Problem details
Rewrite the lines from the one containing "Patent image size: (931, 429)." to the one containing "The mask 48 is at (528, 300).", both included, as a numbered list, leaving out any blank lines.
[BEGIN The input]
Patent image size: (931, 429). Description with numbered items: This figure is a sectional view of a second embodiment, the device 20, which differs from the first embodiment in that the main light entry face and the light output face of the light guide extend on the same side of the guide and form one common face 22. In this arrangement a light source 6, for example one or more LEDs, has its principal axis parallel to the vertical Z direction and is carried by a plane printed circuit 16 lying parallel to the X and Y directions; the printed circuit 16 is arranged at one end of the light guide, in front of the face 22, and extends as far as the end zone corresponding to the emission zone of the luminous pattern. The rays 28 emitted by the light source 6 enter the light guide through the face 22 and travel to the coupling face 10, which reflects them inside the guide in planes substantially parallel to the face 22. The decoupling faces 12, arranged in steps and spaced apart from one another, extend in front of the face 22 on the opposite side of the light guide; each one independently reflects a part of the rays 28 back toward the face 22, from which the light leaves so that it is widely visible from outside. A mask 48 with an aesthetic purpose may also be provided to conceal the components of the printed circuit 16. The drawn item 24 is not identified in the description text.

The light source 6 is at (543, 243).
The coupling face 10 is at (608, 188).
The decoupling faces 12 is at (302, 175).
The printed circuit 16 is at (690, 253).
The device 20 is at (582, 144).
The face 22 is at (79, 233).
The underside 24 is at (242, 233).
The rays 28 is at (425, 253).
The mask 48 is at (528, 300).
[END The input]
[BEGIN The input]
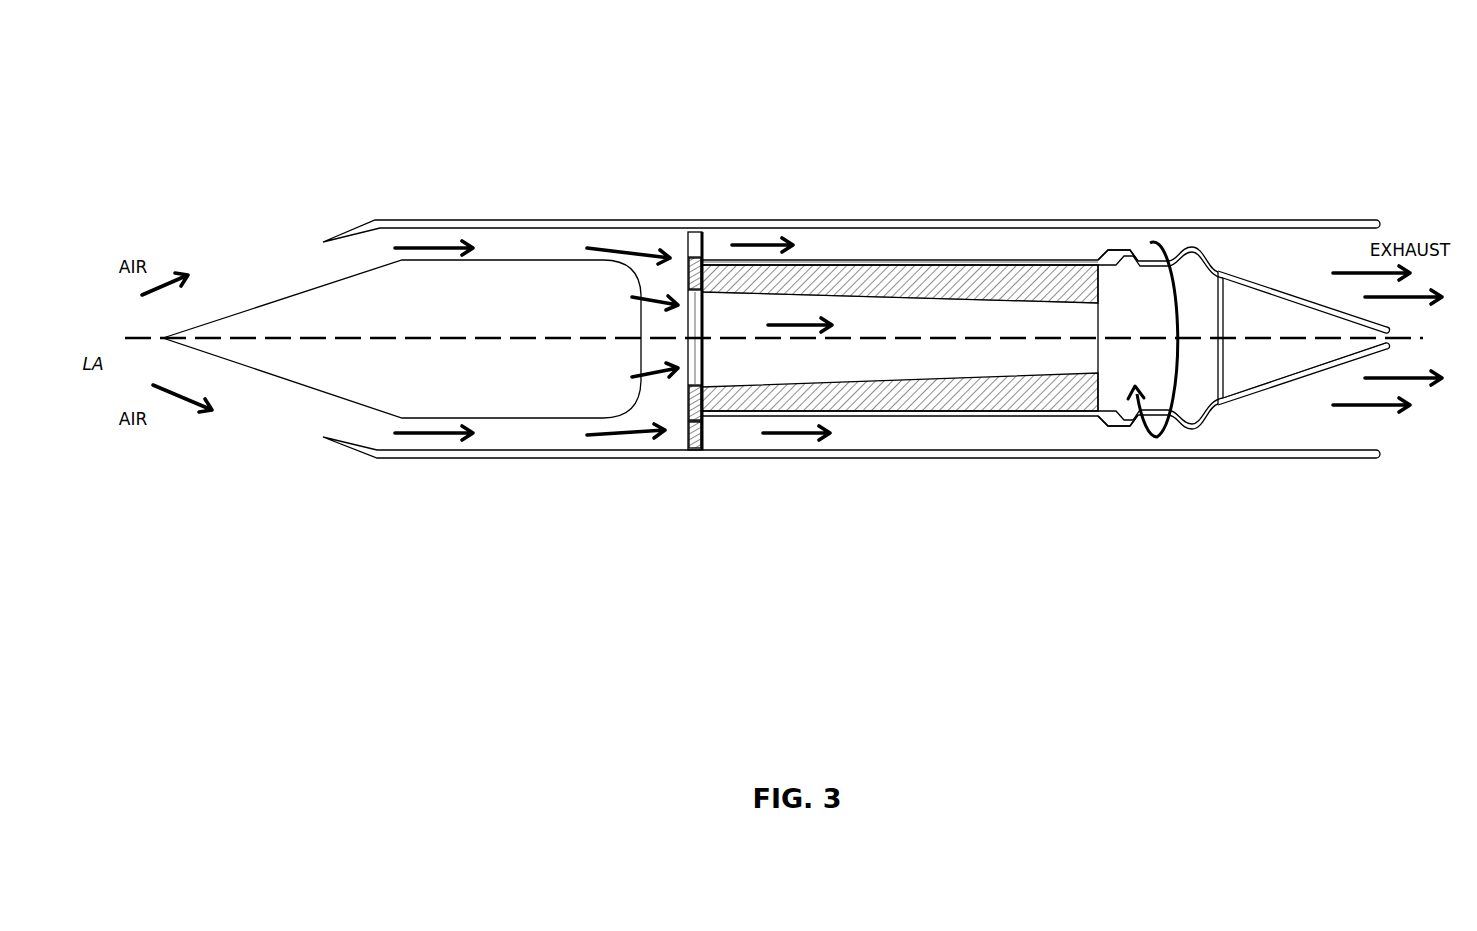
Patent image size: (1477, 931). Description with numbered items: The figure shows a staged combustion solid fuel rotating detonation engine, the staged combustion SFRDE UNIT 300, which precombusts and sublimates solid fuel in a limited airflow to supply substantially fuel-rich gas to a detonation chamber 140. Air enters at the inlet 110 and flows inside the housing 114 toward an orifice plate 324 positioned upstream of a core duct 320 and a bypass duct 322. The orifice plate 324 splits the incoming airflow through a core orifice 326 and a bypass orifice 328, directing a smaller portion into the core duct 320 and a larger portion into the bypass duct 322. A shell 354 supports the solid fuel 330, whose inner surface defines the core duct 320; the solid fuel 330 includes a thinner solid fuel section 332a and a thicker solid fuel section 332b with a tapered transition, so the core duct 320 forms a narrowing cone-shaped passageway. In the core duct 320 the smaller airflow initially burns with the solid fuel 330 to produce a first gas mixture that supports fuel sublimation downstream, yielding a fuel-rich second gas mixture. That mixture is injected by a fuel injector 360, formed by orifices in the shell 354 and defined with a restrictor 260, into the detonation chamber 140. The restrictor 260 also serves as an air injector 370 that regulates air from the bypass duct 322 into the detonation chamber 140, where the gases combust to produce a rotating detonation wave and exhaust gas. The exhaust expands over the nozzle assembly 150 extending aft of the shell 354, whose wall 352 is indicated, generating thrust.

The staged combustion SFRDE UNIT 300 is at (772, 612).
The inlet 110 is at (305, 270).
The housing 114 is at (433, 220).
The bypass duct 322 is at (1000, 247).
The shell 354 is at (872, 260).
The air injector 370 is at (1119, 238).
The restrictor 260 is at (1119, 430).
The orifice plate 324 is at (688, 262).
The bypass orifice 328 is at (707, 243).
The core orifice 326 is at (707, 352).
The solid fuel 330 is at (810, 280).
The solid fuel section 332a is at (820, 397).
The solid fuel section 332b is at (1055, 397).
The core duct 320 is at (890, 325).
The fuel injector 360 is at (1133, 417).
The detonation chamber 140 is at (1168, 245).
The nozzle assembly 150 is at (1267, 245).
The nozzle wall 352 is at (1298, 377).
[END The input]
Solution below
1. Patent image size: (931, 429). Description with numbered items: This figure is a sectional view of a second embodiment, the device 20, which differs from the first embodiment in that the main light entry face and the light output face of the light guide extend on the same side of the guide and form one common face 22. In this arrangement a light source 6, for example one or more LEDs, has its principal axis parallel to the vertical Z direction and is carried by a plane printed circuit 16 lying parallel to the X and Y directions; the printed circuit 16 is arranged at one end of the light guide, in front of the face 22, and extends as far as the end zone corresponding to the emission zone of the luminous pattern. The rays 28 emitted by the light source 6 enter the light guide through the face 22 and travel to the coupling face 10, which reflects them inside the guide in planes substantially parallel to the face 22. The decoupling faces 12, arranged in steps and spaced apart from one another, extend in front of the face 22 on the opposite side of the light guide; each one independently reflects a part of the rays 28 back toward the face 22, from which the light leaves so that it is widely visible from outside. A mask 48 with an aesthetic purpose may also be provided to conceal the components of the printed circuit 16. The drawn item 24 is not identified in the description text.
2. The light source 6 is at (543, 243).
3. The coupling face 10 is at (608, 188).
4. The decoupling faces 12 is at (302, 175).
5. The printed circuit 16 is at (690, 253).
6. The device 20 is at (582, 144).
7. The face 22 is at (79, 233).
8. The underside 24 is at (242, 233).
9. The rays 28 is at (425, 253).
10. The mask 48 is at (528, 300).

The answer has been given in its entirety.